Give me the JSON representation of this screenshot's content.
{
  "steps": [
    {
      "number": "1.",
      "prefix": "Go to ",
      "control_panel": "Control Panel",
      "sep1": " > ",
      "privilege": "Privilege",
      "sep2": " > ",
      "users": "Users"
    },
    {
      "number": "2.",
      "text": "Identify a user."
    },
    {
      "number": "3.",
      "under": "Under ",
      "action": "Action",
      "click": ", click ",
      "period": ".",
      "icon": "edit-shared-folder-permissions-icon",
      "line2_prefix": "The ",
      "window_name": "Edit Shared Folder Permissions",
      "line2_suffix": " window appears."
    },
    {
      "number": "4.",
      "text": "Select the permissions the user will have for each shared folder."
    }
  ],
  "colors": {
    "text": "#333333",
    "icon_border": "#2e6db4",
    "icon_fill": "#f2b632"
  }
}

• • • •

What you will do: Your task is to repeat the data exactly, with nothing left out.

Response to the task:
Give me the JSON representation of this screenshot's content.
{
  "steps": [
    {
      "number": "1.",
      "prefix": "Go to ",
      "control_panel": "Control Panel",
      "sep1": " > ",
      "privilege": "Privilege",
      "sep2": " > ",
      "users": "Users"
    },
    {
      "number": "2.",
      "text": "Identify a user."
    },
    {
      "number": "3.",
      "under": "Under ",
      "action": "Action",
      "click": ", click ",
      "period": ".",
      "icon": "edit-shared-folder-permissions-icon",
      "line2_prefix": "The ",
      "window_name": "Edit Shared Folder Permissions",
      "line2_suffix": " window appears."
    },
    {
      "number": "4.",
      "text": "Select the permissions the user will have for each shared folder."
    }
  ],
  "colors": {
    "text": "#333333",
    "icon_border": "#2e6db4",
    "icon_fill": "#f2b632"
  }
}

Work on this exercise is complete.